> **Written task**:
Quote the records below in full, exactly as given, with the images taken out.

---------- The records ----------

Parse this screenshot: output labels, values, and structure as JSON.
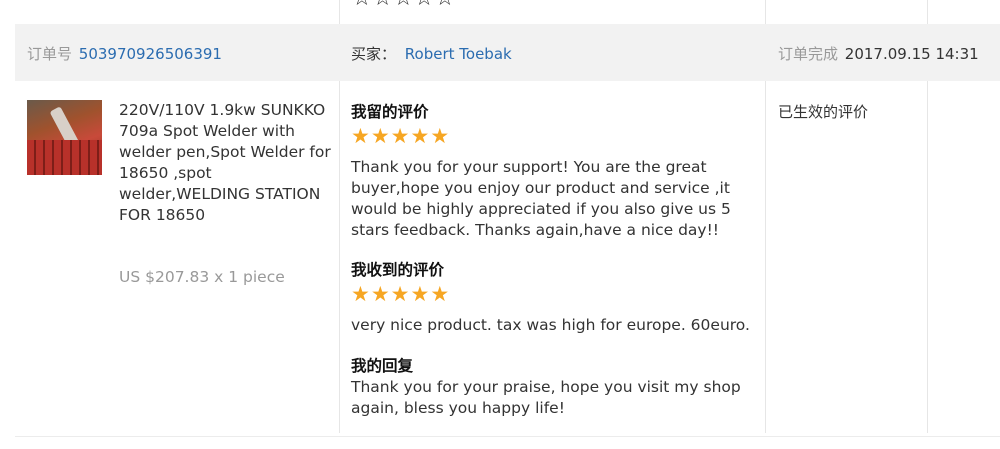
{
  "top_rating": {
    "stars": 5,
    "filled": false
  },
  "header": {
    "order_label": "订单号",
    "order_number": "503970926506391",
    "buyer_label": "买家：",
    "buyer_name": "Robert Toebak",
    "completed_label": "订单完成",
    "completed_time": "2017.09.15 14:31"
  },
  "product": {
    "title": "220V/110V 1.9kw SUNKKO 709a Spot Welder with welder pen,Spot Welder for 18650 ,spot welder,WELDING STATION FOR 18650",
    "price": "US $207.83 x 1 piece"
  },
  "my_review": {
    "label": "我留的评价",
    "rating": 5,
    "text": "Thank you for your support! You are the great buyer,hope you enjoy our product and service ,it would be highly appreciated if you also give us 5 stars feedback. Thanks again,have a nice day!!"
  },
  "received_review": {
    "label": "我收到的评价",
    "rating": 5,
    "text": "very nice product. tax was high for europe. 60euro."
  },
  "my_reply": {
    "label": "我的回复",
    "text": "Thank you for your praise, hope you visit my shop again, bless you happy life!"
  },
  "status": {
    "text": "已生效的评价"
  },
  "colors": {
    "star": "#f6a623",
    "link": "#2b6cb0",
    "header_bg": "#f2f2f2"
  }
}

----------

> **Solution**:
Parse this screenshot: output labels, values, and structure as JSON.
{
  "top_rating": {
    "stars": 5,
    "filled": false
  },
  "header": {
    "order_label": "订单号",
    "order_number": "503970926506391",
    "buyer_label": "买家：",
    "buyer_name": "Robert Toebak",
    "completed_label": "订单完成",
    "completed_time": "2017.09.15 14:31"
  },
  "product": {
    "title": "220V/110V 1.9kw SUNKKO 709a Spot Welder with welder pen,Spot Welder for 18650 ,spot welder,WELDING STATION FOR 18650",
    "price": "US $207.83 x 1 piece"
  },
  "my_review": {
    "label": "我留的评价",
    "rating": 5,
    "text": "Thank you for your support! You are the great buyer,hope you enjoy our product and service ,it would be highly appreciated if you also give us 5 stars feedback. Thanks again,have a nice day!!"
  },
  "received_review": {
    "label": "我收到的评价",
    "rating": 5,
    "text": "very nice product. tax was high for europe. 60euro."
  },
  "my_reply": {
    "label": "我的回复",
    "text": "Thank you for your praise, hope you visit my shop again, bless you happy life!"
  },
  "status": {
    "text": "已生效的评价"
  },
  "colors": {
    "star": "#f6a623",
    "link": "#2b6cb0",
    "header_bg": "#f2f2f2"
  }
}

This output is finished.